### PROBLEM TO WORK ON
Show every line in the records below that contains the word "footnote".

### EXCERPTED RECORDS
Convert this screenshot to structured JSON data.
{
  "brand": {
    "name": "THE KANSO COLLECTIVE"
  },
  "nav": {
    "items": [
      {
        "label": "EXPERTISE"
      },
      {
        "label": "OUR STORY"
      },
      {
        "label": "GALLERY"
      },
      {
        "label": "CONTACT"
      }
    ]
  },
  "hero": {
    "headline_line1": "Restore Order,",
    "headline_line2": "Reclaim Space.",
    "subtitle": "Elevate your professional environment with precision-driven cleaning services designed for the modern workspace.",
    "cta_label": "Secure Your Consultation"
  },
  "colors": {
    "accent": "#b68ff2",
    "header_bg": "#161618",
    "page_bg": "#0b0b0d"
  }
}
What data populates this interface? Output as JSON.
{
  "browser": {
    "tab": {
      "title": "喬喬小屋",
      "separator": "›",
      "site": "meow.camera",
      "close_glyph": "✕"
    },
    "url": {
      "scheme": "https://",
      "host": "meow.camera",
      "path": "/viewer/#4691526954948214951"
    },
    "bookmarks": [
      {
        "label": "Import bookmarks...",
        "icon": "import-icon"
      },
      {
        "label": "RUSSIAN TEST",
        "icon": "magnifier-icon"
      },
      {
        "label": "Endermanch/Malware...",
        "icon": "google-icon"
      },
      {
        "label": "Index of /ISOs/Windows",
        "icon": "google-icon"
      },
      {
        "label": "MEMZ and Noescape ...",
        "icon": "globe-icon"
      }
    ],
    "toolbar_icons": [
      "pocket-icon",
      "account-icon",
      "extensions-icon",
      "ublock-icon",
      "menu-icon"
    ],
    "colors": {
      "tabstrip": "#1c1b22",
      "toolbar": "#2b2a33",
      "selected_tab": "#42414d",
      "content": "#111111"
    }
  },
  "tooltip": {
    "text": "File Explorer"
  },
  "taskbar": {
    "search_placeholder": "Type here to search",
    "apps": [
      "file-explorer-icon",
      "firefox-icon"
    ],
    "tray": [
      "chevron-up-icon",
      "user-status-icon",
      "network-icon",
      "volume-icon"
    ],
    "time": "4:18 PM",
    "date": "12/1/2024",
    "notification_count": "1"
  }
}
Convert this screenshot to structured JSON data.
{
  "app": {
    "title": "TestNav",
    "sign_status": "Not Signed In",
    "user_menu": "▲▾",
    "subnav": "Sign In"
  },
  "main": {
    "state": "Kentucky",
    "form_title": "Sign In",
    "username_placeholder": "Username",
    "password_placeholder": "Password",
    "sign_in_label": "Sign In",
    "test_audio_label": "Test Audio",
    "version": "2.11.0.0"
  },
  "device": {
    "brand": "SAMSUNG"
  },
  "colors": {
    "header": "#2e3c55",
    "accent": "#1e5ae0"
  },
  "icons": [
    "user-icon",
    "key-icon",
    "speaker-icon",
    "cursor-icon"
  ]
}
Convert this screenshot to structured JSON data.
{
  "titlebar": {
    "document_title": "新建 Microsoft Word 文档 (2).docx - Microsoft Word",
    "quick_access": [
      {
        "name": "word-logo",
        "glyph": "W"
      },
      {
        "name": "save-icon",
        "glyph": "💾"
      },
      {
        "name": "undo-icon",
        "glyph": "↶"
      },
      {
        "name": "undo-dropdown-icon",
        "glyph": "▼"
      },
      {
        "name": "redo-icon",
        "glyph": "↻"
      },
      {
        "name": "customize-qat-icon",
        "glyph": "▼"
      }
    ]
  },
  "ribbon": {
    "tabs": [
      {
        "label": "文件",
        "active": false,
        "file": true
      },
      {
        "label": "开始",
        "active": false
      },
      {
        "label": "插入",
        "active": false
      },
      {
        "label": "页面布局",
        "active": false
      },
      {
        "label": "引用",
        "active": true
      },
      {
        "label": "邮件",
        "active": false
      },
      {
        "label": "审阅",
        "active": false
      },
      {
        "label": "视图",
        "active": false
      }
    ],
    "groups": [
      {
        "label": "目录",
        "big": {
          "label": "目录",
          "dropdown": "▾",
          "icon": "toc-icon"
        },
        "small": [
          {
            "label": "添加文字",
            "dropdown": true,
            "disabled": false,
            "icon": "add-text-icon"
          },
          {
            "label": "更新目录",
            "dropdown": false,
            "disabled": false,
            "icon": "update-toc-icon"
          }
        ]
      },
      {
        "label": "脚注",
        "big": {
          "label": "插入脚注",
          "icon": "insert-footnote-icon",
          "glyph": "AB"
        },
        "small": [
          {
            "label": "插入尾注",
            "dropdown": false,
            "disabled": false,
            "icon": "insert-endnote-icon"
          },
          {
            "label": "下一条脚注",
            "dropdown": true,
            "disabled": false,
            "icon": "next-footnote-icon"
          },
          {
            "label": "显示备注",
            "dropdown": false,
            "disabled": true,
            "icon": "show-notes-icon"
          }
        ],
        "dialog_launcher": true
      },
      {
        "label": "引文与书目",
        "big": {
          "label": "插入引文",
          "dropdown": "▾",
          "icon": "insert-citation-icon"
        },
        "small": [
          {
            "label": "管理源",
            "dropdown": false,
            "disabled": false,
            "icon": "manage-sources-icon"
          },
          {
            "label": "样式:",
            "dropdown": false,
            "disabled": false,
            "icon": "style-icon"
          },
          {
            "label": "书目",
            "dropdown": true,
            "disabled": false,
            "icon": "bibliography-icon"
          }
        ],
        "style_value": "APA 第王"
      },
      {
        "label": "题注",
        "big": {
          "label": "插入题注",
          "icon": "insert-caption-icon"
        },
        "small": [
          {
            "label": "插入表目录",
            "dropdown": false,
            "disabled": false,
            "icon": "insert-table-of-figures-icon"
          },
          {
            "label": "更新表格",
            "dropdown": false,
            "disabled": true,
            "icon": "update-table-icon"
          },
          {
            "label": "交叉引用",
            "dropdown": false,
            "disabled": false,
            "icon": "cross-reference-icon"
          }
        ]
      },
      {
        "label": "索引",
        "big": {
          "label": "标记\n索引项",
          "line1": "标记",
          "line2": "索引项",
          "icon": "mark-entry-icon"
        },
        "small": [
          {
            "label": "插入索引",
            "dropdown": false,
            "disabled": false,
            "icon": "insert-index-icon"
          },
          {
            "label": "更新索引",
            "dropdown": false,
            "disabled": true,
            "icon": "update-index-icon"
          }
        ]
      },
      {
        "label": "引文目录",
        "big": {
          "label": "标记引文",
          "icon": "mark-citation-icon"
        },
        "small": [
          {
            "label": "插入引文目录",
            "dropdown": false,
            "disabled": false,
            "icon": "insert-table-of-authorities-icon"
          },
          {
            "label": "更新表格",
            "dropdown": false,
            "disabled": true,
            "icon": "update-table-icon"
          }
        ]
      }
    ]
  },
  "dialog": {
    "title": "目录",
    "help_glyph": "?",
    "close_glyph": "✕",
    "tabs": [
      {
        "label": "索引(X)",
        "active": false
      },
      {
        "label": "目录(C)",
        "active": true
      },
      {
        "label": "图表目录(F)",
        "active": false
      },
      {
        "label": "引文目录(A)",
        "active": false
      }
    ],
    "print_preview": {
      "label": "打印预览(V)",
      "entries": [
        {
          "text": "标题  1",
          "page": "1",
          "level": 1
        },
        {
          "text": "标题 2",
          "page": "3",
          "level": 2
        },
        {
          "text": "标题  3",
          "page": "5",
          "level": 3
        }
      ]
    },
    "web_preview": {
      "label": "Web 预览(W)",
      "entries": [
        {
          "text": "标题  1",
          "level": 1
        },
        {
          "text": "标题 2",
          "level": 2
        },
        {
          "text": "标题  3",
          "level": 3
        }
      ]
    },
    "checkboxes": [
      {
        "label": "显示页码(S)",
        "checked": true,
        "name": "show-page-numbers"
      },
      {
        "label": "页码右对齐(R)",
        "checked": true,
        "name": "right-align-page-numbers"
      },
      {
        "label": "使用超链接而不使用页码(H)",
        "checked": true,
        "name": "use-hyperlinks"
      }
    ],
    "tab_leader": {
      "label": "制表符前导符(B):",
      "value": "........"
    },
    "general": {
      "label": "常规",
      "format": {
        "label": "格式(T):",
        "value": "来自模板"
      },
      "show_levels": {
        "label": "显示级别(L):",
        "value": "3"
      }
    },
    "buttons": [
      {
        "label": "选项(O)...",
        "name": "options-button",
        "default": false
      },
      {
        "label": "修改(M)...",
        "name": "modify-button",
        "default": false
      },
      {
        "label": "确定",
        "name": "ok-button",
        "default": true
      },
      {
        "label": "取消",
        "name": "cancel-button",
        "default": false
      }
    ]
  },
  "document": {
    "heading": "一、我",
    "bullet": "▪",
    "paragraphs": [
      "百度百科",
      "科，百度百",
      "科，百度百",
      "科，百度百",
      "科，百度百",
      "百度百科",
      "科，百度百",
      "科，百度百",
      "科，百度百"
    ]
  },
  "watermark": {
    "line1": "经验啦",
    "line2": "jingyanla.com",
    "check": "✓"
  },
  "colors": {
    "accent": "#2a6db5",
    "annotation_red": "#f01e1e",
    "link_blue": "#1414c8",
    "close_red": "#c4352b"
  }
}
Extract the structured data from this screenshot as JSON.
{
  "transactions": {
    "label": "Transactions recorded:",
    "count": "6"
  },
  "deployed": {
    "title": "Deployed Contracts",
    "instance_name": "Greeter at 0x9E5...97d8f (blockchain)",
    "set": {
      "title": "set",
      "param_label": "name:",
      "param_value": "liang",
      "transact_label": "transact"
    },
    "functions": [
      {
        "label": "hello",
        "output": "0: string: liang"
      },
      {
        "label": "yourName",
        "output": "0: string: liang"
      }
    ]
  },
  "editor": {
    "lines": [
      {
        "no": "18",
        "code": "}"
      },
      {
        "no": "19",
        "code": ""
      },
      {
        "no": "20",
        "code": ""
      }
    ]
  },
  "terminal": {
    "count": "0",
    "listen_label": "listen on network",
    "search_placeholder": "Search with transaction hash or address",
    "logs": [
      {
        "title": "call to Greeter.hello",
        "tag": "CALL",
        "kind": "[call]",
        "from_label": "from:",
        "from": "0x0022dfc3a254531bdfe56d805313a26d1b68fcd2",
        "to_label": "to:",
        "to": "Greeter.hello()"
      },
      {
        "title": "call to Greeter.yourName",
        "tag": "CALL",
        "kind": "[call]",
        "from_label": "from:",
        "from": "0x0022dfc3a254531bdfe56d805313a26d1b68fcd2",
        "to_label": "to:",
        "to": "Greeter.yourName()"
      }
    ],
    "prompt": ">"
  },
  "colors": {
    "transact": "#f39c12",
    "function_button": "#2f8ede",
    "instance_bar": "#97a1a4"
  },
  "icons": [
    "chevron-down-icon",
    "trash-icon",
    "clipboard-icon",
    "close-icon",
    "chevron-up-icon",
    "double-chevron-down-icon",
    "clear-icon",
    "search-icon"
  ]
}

### EXERCISE OUTPUT
          "icon": "insert-footnote-icon",
            "icon": "next-footnote-icon"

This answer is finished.